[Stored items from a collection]
§ §
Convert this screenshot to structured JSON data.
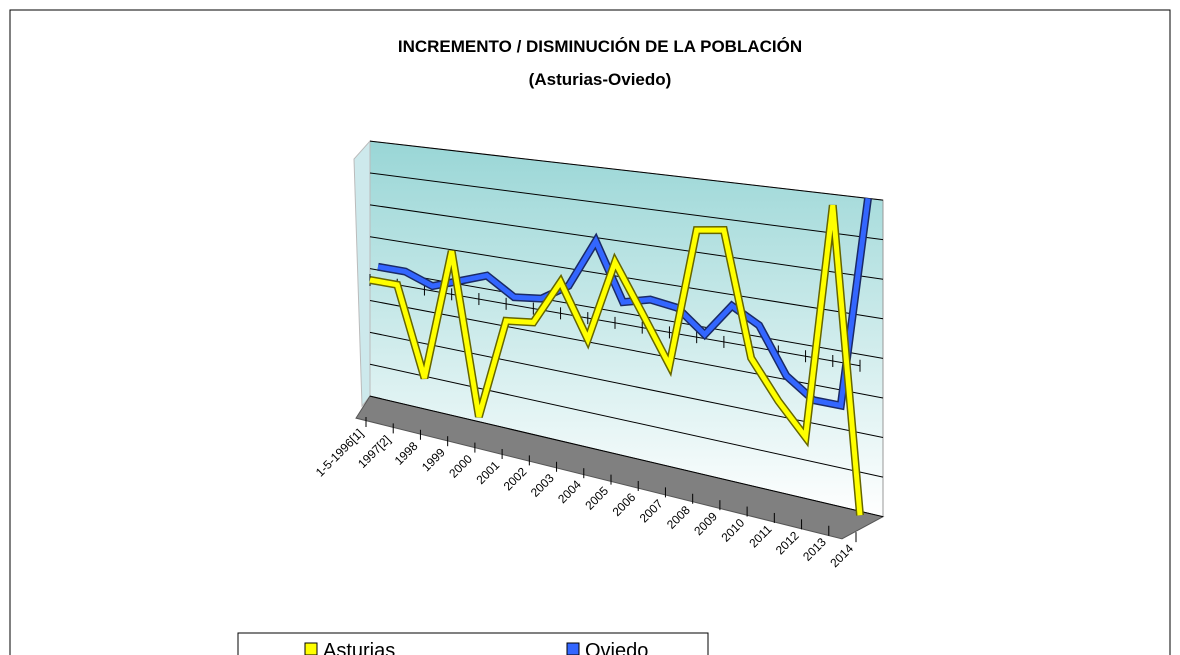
{
  "chart_data": {
    "type": "line3d",
    "title": "INCREMENTO / DISMINUCIÓN  DE LA POBLACIÓN",
    "subtitle": "(Asturias-Oviedo)",
    "categories": [
      "1-5-1996[1]",
      "1997[2]",
      "1998",
      "1999",
      "2000",
      "2001",
      "2002",
      "2003",
      "2004",
      "2005",
      "2006",
      "2007",
      "2008",
      "2009",
      "2010",
      "2011",
      "2012",
      "2013",
      "2014"
    ],
    "series": [
      {
        "name": "Asturias",
        "color": "#ffff00",
        "values": [
          0,
          0,
          -2.7,
          1.3,
          -3.5,
          -0.5,
          -0.4,
          0.9,
          -0.6,
          1.7,
          0.4,
          -0.9,
          2.9,
          3.0,
          -0.3,
          -1.3,
          -2.1,
          4,
          -3.8
        ]
      },
      {
        "name": "Oviedo",
        "color": "#3366ff",
        "values": [
          0.1,
          0.1,
          -0.2,
          0.1,
          0.4,
          -0.1,
          0,
          0.5,
          1.9,
          0.3,
          0.5,
          0.4,
          -0.2,
          0.7,
          0.3,
          -0.9,
          -1.4,
          -1.4,
          4
        ]
      }
    ],
    "ylim": [
      -4,
      4
    ],
    "yticks": [
      -4,
      -3,
      -2,
      -1,
      0,
      1,
      2,
      3,
      4
    ],
    "grid": true,
    "legend": "bottom"
  }
}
§ §
Given instruction: Retype all entries exactly as they appear, dropping the images.

Task result:
Convert this screenshot to structured JSON data.
{
  "chart_data": {
    "type": "line3d",
    "title": "INCREMENTO / DISMINUCIÓN  DE LA POBLACIÓN",
    "subtitle": "(Asturias-Oviedo)",
    "categories": [
      "1-5-1996[1]",
      "1997[2]",
      "1998",
      "1999",
      "2000",
      "2001",
      "2002",
      "2003",
      "2004",
      "2005",
      "2006",
      "2007",
      "2008",
      "2009",
      "2010",
      "2011",
      "2012",
      "2013",
      "2014"
    ],
    "series": [
      {
        "name": "Asturias",
        "color": "#ffff00",
        "values": [
          0,
          0,
          -2.7,
          1.3,
          -3.5,
          -0.5,
          -0.4,
          0.9,
          -0.6,
          1.7,
          0.4,
          -0.9,
          2.9,
          3.0,
          -0.3,
          -1.3,
          -2.1,
          4,
          -3.8
        ]
      },
      {
        "name": "Oviedo",
        "color": "#3366ff",
        "values": [
          0.1,
          0.1,
          -0.2,
          0.1,
          0.4,
          -0.1,
          0,
          0.5,
          1.9,
          0.3,
          0.5,
          0.4,
          -0.2,
          0.7,
          0.3,
          -0.9,
          -1.4,
          -1.4,
          4
        ]
      }
    ],
    "ylim": [
      -4,
      4
    ],
    "yticks": [
      -4,
      -3,
      -2,
      -1,
      0,
      1,
      2,
      3,
      4
    ],
    "grid": true,
    "legend": "bottom"
  }
}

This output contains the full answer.